(Exercise brief)
The data below is to be returned in full and exactly.

(A block of data)
_ _ _ _ _ _ _
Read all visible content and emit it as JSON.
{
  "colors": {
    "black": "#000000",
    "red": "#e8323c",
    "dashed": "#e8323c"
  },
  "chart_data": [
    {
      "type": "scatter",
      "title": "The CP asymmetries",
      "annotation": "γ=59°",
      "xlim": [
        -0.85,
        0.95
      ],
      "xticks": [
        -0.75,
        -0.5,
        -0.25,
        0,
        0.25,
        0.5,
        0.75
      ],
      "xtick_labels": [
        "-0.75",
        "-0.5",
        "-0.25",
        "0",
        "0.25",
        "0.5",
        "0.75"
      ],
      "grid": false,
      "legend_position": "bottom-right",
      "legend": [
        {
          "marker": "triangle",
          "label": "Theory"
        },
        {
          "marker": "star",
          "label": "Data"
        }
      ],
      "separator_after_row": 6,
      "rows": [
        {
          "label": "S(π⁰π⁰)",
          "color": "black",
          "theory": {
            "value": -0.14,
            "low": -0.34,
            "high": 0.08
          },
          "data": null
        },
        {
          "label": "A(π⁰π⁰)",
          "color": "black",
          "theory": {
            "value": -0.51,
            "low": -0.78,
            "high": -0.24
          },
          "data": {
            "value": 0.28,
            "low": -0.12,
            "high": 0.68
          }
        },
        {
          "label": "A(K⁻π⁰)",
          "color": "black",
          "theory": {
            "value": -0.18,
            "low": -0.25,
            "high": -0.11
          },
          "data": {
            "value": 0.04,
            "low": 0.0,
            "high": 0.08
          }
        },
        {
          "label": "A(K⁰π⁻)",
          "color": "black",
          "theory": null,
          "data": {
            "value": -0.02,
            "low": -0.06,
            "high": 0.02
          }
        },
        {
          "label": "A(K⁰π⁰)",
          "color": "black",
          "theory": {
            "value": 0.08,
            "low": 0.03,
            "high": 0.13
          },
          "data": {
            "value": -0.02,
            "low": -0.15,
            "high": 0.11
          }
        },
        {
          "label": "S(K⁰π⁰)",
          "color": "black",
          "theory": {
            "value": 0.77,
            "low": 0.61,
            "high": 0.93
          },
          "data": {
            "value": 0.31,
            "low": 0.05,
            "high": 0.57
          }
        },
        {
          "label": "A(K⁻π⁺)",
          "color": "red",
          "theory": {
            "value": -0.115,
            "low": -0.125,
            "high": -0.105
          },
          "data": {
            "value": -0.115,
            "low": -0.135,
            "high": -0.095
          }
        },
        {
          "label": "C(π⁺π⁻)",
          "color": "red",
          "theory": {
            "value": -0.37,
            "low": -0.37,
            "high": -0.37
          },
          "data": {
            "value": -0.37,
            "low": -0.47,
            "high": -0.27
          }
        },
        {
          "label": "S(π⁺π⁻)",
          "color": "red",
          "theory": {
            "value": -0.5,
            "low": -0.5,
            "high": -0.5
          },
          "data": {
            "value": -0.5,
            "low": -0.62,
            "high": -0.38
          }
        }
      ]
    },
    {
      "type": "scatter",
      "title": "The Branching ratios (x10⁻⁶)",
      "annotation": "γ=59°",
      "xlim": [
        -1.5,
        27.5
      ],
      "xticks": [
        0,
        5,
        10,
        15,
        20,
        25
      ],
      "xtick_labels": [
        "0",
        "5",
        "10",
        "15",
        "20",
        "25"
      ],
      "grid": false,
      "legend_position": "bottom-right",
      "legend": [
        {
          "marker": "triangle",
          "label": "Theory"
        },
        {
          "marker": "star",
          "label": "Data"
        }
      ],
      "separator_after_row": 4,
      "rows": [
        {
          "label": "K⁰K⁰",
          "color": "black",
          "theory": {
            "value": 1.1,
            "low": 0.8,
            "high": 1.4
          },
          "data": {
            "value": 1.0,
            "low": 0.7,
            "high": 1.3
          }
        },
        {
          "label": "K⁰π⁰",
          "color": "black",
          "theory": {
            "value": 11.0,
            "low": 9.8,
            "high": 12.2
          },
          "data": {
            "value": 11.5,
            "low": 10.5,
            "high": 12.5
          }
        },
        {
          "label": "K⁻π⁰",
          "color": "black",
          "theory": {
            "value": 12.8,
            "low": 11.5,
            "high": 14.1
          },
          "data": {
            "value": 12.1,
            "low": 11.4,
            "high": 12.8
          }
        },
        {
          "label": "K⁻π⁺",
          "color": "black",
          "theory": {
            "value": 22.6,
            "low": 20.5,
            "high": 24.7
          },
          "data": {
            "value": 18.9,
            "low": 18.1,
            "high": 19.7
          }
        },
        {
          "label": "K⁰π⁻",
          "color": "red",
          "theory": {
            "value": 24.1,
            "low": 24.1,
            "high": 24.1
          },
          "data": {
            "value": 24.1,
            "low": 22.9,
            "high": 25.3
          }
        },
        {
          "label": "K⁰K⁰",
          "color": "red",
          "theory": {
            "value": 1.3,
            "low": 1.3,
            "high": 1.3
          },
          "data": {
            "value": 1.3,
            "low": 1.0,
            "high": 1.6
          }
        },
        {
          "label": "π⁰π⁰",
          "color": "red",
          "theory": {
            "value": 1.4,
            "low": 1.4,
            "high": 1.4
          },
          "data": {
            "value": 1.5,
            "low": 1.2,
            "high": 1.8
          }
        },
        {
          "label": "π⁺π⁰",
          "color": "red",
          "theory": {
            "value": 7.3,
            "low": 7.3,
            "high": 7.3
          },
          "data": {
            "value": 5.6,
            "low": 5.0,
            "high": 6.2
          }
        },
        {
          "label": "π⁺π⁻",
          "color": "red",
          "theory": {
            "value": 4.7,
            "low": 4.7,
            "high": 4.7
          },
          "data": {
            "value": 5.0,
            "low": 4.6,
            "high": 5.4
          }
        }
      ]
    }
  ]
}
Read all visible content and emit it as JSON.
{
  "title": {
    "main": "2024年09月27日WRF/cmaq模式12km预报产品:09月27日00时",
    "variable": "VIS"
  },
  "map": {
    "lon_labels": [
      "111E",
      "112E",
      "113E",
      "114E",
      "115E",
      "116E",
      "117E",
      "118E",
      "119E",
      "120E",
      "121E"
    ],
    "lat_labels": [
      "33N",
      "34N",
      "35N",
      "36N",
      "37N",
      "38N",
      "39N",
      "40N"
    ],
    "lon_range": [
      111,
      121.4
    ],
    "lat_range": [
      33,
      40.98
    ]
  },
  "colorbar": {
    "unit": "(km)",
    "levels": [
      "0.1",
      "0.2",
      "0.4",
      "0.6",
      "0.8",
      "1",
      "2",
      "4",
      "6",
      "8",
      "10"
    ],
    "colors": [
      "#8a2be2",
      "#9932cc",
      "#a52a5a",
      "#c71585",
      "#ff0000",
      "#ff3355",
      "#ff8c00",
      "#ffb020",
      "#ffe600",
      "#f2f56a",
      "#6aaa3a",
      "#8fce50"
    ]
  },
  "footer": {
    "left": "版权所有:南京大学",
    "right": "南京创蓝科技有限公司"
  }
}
_ _ _ _ _ _ _
(Response to this task)
Read all visible content and emit it as JSON.
{
  "colors": {
    "black": "#000000",
    "red": "#e8323c",
    "dashed": "#e8323c"
  },
  "chart_data": [
    {
      "type": "scatter",
      "title": "The CP asymmetries",
      "annotation": "γ=59°",
      "xlim": [
        -0.85,
        0.95
      ],
      "xticks": [
        -0.75,
        -0.5,
        -0.25,
        0,
        0.25,
        0.5,
        0.75
      ],
      "xtick_labels": [
        "-0.75",
        "-0.5",
        "-0.25",
        "0",
        "0.25",
        "0.5",
        "0.75"
      ],
      "grid": false,
      "legend_position": "bottom-right",
      "legend": [
        {
          "marker": "triangle",
          "label": "Theory"
        },
        {
          "marker": "star",
          "label": "Data"
        }
      ],
      "separator_after_row": 6,
      "rows": [
        {
          "label": "S(π⁰π⁰)",
          "color": "black",
          "theory": {
            "value": -0.14,
            "low": -0.34,
            "high": 0.08
          },
          "data": null
        },
        {
          "label": "A(π⁰π⁰)",
          "color": "black",
          "theory": {
            "value": -0.51,
            "low": -0.78,
            "high": -0.24
          },
          "data": {
            "value": 0.28,
            "low": -0.12,
            "high": 0.68
          }
        },
        {
          "label": "A(K⁻π⁰)",
          "color": "black",
          "theory": {
            "value": -0.18,
            "low": -0.25,
            "high": -0.11
          },
          "data": {
            "value": 0.04,
            "low": 0.0,
            "high": 0.08
          }
        },
        {
          "label": "A(K⁰π⁻)",
          "color": "black",
          "theory": null,
          "data": {
            "value": -0.02,
            "low": -0.06,
            "high": 0.02
          }
        },
        {
          "label": "A(K⁰π⁰)",
          "color": "black",
          "theory": {
            "value": 0.08,
            "low": 0.03,
            "high": 0.13
          },
          "data": {
            "value": -0.02,
            "low": -0.15,
            "high": 0.11
          }
        },
        {
          "label": "S(K⁰π⁰)",
          "color": "black",
          "theory": {
            "value": 0.77,
            "low": 0.61,
            "high": 0.93
          },
          "data": {
            "value": 0.31,
            "low": 0.05,
            "high": 0.57
          }
        },
        {
          "label": "A(K⁻π⁺)",
          "color": "red",
          "theory": {
            "value": -0.115,
            "low": -0.125,
            "high": -0.105
          },
          "data": {
            "value": -0.115,
            "low": -0.135,
            "high": -0.095
          }
        },
        {
          "label": "C(π⁺π⁻)",
          "color": "red",
          "theory": {
            "value": -0.37,
            "low": -0.37,
            "high": -0.37
          },
          "data": {
            "value": -0.37,
            "low": -0.47,
            "high": -0.27
          }
        },
        {
          "label": "S(π⁺π⁻)",
          "color": "red",
          "theory": {
            "value": -0.5,
            "low": -0.5,
            "high": -0.5
          },
          "data": {
            "value": -0.5,
            "low": -0.62,
            "high": -0.38
          }
        }
      ]
    },
    {
      "type": "scatter",
      "title": "The Branching ratios (x10⁻⁶)",
      "annotation": "γ=59°",
      "xlim": [
        -1.5,
        27.5
      ],
      "xticks": [
        0,
        5,
        10,
        15,
        20,
        25
      ],
      "xtick_labels": [
        "0",
        "5",
        "10",
        "15",
        "20",
        "25"
      ],
      "grid": false,
      "legend_position": "bottom-right",
      "legend": [
        {
          "marker": "triangle",
          "label": "Theory"
        },
        {
          "marker": "star",
          "label": "Data"
        }
      ],
      "separator_after_row": 4,
      "rows": [
        {
          "label": "K⁰K⁰",
          "color": "black",
          "theory": {
            "value": 1.1,
            "low": 0.8,
            "high": 1.4
          },
          "data": {
            "value": 1.0,
            "low": 0.7,
            "high": 1.3
          }
        },
        {
          "label": "K⁰π⁰",
          "color": "black",
          "theory": {
            "value": 11.0,
            "low": 9.8,
            "high": 12.2
          },
          "data": {
            "value": 11.5,
            "low": 10.5,
            "high": 12.5
          }
        },
        {
          "label": "K⁻π⁰",
          "color": "black",
          "theory": {
            "value": 12.8,
            "low": 11.5,
            "high": 14.1
          },
          "data": {
            "value": 12.1,
            "low": 11.4,
            "high": 12.8
          }
        },
        {
          "label": "K⁻π⁺",
          "color": "black",
          "theory": {
            "value": 22.6,
            "low": 20.5,
            "high": 24.7
          },
          "data": {
            "value": 18.9,
            "low": 18.1,
            "high": 19.7
          }
        },
        {
          "label": "K⁰π⁻",
          "color": "red",
          "theory": {
            "value": 24.1,
            "low": 24.1,
            "high": 24.1
          },
          "data": {
            "value": 24.1,
            "low": 22.9,
            "high": 25.3
          }
        },
        {
          "label": "K⁰K⁰",
          "color": "red",
          "theory": {
            "value": 1.3,
            "low": 1.3,
            "high": 1.3
          },
          "data": {
            "value": 1.3,
            "low": 1.0,
            "high": 1.6
          }
        },
        {
          "label": "π⁰π⁰",
          "color": "red",
          "theory": {
            "value": 1.4,
            "low": 1.4,
            "high": 1.4
          },
          "data": {
            "value": 1.5,
            "low": 1.2,
            "high": 1.8
          }
        },
        {
          "label": "π⁺π⁰",
          "color": "red",
          "theory": {
            "value": 7.3,
            "low": 7.3,
            "high": 7.3
          },
          "data": {
            "value": 5.6,
            "low": 5.0,
            "high": 6.2
          }
        },
        {
          "label": "π⁺π⁻",
          "color": "red",
          "theory": {
            "value": 4.7,
            "low": 4.7,
            "high": 4.7
          },
          "data": {
            "value": 5.0,
            "low": 4.6,
            "high": 5.4
          }
        }
      ]
    }
  ]
}
Read all visible content and emit it as JSON.
{
  "title": {
    "main": "2024年09月27日WRF/cmaq模式12km预报产品:09月27日00时",
    "variable": "VIS"
  },
  "map": {
    "lon_labels": [
      "111E",
      "112E",
      "113E",
      "114E",
      "115E",
      "116E",
      "117E",
      "118E",
      "119E",
      "120E",
      "121E"
    ],
    "lat_labels": [
      "33N",
      "34N",
      "35N",
      "36N",
      "37N",
      "38N",
      "39N",
      "40N"
    ],
    "lon_range": [
      111,
      121.4
    ],
    "lat_range": [
      33,
      40.98
    ]
  },
  "colorbar": {
    "unit": "(km)",
    "levels": [
      "0.1",
      "0.2",
      "0.4",
      "0.6",
      "0.8",
      "1",
      "2",
      "4",
      "6",
      "8",
      "10"
    ],
    "colors": [
      "#8a2be2",
      "#9932cc",
      "#a52a5a",
      "#c71585",
      "#ff0000",
      "#ff3355",
      "#ff8c00",
      "#ffb020",
      "#ffe600",
      "#f2f56a",
      "#6aaa3a",
      "#8fce50"
    ]
  },
  "footer": {
    "left": "版权所有:南京大学",
    "right": "南京创蓝科技有限公司"
  }
}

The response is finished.